THE EXERCISE: Every line in the listing is to be echoed verbatim.

[Entries taken from a collection]
★ ★ ★ ★ ★ ★ ★

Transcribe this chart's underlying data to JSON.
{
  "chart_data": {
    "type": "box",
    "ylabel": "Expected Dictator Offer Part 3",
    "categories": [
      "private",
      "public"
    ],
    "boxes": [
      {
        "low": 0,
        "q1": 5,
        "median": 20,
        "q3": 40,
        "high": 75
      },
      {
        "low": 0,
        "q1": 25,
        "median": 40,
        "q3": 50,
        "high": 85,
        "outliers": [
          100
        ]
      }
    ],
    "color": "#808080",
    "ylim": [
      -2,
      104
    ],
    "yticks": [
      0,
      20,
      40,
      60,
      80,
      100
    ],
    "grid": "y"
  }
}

★ ★ ★ ★ ★ ★ ★

CORRECT RESULT:
Transcribe this chart's underlying data to JSON.
{
  "chart_data": {
    "type": "box",
    "ylabel": "Expected Dictator Offer Part 3",
    "categories": [
      "private",
      "public"
    ],
    "boxes": [
      {
        "low": 0,
        "q1": 5,
        "median": 20,
        "q3": 40,
        "high": 75
      },
      {
        "low": 0,
        "q1": 25,
        "median": 40,
        "q3": 50,
        "high": 85,
        "outliers": [
          100
        ]
      }
    ],
    "color": "#808080",
    "ylim": [
      -2,
      104
    ],
    "yticks": [
      0,
      20,
      40,
      60,
      80,
      100
    ],
    "grid": "y"
  }
}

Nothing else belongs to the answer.